• Aim of the task: Work through the data line by line, gathering every line that has the word "Safad".

• Records for the exercise:
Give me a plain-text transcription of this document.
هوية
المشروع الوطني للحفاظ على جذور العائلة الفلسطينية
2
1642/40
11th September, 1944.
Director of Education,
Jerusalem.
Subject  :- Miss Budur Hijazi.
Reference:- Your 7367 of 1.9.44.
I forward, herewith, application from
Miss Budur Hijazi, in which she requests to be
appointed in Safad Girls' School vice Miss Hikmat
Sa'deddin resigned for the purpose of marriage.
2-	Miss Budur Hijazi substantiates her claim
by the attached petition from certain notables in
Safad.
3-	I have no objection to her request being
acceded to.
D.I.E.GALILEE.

• Worked answer:
appointed in Safad Girls' School vice Miss Hikmat
Safad.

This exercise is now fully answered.